_PROBLEM SET:_
a) Answer these questions about the gold article:
(i) What price per ounce did gold push through on Friday?
(ii) How many tonnes of gold does Germany hold?
(iii) What was the average gold price in 2000?
b) Translate this sentence from the gold article into Spanish: "That is why the main central banks keep a large chunk of their reserves in the metal."
c) Reproduce the part of the gold article that opens with the words containing "It’s complicated. Gold" and closes with "in the metal.".

West faces considerable political and social unrest, says HAMISH MCRAE




Gold has traditionally been the ultimate funk investment, the asset you buy when you are really scared.

So was its record high, pushing through $2,325 an ounce on Friday, a sign that investors expect more economic trouble ahead?

Or simply a knee-jerk reaction to rising political tensions in the Middle East? Or maybe it was being wafted up by the surge in US share prices, with the S&P 500 close to its all-time high, and was not signalling a warning at all?

It’s complicated. Gold has certainly been some sort of hedge against inflation, and in volatile parts of the world a safe store of value. That is why the main central banks keep a large chunk of their reserves in the metal.

The US has the biggest stock of all, more than 8,133 tonnes of the stuff according to the World Gold Council’s tally at the end of last year. Next comes Germany with 3,353 tonnes, followed by Italy with 2,452 tonnes, France 2,437 tonnes, Russia 2,333 tonnes and China with 2,235 tonnes.

The UK, thanks in part to Gordon Brown’s 1999 decision to sell half our holdings, has only 310 tonnes. Given that the average gold price was only $280 an ounce in 2000, not very bright.

But while gold has given some protection against inflation, as an investment it has two huge flaws.

_EXTRACTED MATERIAL:_
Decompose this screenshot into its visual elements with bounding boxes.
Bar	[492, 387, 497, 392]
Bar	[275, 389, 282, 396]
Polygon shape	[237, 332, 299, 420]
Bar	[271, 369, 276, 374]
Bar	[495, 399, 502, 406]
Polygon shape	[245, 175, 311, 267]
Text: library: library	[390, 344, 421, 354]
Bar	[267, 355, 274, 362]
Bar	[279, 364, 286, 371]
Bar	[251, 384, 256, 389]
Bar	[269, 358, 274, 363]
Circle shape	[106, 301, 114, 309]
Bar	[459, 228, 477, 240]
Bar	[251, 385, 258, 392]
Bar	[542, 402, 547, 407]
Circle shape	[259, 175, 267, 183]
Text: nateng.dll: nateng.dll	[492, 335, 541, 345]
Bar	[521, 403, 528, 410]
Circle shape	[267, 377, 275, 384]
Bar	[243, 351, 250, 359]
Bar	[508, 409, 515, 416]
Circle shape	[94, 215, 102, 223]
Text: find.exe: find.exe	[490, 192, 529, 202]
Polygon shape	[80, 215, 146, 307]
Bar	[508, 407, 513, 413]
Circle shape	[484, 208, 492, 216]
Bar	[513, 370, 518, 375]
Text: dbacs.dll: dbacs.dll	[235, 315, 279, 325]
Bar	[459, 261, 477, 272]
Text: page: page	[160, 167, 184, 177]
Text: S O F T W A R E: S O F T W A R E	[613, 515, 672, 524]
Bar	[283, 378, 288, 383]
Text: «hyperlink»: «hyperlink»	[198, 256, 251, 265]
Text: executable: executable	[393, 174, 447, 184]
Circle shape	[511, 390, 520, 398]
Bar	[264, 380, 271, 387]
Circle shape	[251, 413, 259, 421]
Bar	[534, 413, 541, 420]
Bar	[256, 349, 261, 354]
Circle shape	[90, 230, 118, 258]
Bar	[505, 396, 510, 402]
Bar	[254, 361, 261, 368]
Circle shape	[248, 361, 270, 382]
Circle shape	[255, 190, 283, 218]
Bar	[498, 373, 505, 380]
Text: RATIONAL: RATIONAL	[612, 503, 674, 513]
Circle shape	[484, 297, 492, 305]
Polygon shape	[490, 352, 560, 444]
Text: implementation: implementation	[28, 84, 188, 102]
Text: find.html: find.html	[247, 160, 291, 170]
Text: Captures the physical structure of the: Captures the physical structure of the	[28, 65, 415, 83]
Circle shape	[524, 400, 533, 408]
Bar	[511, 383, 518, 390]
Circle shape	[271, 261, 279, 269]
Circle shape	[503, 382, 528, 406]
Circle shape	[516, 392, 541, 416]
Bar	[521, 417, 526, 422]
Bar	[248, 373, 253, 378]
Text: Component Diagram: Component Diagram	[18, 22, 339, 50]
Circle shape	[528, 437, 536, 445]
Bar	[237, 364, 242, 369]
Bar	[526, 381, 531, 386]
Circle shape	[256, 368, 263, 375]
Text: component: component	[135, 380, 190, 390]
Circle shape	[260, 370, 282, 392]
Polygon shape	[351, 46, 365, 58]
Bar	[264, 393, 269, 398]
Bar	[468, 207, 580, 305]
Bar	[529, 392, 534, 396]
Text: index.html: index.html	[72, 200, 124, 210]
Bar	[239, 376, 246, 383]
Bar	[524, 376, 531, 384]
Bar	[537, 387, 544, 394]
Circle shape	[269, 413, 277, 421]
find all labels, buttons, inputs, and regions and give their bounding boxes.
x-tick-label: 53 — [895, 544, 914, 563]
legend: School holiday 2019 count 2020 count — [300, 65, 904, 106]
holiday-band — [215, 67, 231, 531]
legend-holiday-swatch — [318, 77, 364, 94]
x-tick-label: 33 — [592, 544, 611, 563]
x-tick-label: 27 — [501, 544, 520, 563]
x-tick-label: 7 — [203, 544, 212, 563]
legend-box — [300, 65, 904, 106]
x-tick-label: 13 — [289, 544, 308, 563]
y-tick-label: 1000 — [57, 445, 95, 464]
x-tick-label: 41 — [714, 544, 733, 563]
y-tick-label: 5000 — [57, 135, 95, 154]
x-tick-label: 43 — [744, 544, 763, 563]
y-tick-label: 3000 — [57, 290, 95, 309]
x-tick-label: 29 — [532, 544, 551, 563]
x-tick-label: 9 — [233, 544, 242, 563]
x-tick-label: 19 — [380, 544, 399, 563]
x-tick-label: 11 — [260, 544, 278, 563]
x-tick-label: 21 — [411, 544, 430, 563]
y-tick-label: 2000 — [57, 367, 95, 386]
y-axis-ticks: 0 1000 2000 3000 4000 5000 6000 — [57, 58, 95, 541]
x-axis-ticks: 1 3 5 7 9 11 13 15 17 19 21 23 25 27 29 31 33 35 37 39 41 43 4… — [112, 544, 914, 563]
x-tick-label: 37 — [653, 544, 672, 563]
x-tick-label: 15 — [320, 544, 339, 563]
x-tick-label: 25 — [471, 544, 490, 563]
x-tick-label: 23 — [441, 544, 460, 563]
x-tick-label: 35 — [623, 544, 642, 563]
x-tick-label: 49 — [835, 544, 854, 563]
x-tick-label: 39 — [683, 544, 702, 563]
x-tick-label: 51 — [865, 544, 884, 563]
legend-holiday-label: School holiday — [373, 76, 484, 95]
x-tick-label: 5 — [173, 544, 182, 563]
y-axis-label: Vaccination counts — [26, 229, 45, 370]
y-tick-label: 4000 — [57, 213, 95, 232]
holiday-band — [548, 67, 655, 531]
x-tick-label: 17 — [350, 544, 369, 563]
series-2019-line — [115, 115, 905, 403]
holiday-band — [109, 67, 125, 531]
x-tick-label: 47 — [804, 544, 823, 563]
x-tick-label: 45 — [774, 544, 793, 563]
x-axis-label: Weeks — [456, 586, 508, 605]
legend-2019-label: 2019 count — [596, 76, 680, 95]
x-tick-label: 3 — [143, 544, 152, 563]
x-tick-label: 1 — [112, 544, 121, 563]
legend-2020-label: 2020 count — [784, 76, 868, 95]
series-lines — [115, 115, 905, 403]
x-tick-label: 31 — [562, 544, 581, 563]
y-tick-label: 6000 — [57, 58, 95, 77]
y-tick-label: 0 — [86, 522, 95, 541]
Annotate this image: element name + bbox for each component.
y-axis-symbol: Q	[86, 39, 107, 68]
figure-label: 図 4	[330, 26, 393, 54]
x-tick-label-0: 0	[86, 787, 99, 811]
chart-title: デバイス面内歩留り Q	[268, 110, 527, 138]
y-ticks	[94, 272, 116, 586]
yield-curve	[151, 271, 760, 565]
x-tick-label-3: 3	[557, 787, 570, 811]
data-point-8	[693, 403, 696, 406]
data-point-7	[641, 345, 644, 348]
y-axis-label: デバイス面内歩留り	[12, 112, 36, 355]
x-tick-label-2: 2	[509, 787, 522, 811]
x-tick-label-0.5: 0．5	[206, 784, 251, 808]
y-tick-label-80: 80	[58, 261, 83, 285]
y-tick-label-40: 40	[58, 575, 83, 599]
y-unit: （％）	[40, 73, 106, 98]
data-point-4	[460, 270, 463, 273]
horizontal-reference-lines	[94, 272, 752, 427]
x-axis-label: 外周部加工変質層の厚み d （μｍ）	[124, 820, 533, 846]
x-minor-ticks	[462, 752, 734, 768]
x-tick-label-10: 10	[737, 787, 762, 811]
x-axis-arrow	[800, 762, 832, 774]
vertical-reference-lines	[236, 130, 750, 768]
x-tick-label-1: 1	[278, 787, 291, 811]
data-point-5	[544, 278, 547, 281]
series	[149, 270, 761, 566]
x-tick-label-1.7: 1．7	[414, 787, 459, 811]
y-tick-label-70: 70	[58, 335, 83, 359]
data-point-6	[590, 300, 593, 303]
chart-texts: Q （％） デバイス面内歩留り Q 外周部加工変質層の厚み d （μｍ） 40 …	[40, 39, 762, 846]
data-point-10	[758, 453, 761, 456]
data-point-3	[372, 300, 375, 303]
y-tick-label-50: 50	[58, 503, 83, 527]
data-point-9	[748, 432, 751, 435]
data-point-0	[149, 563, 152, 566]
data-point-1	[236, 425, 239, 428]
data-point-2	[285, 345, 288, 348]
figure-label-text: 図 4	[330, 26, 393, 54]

_EXERCISE SOLUTIONS:_
a)
(i) $2,325 an ounce
(ii) 3,353 tonnes
(iii) $280 an ounce

b) Por eso los principales bancos centrales guardan una gran parte de sus reservas en el metal.

c)
It’s complicated. Gold has certainly been some sort of hedge against inflation, and in volatile parts of the world a safe store of value. That is why the main central banks keep a large chunk of their reserves in the metal.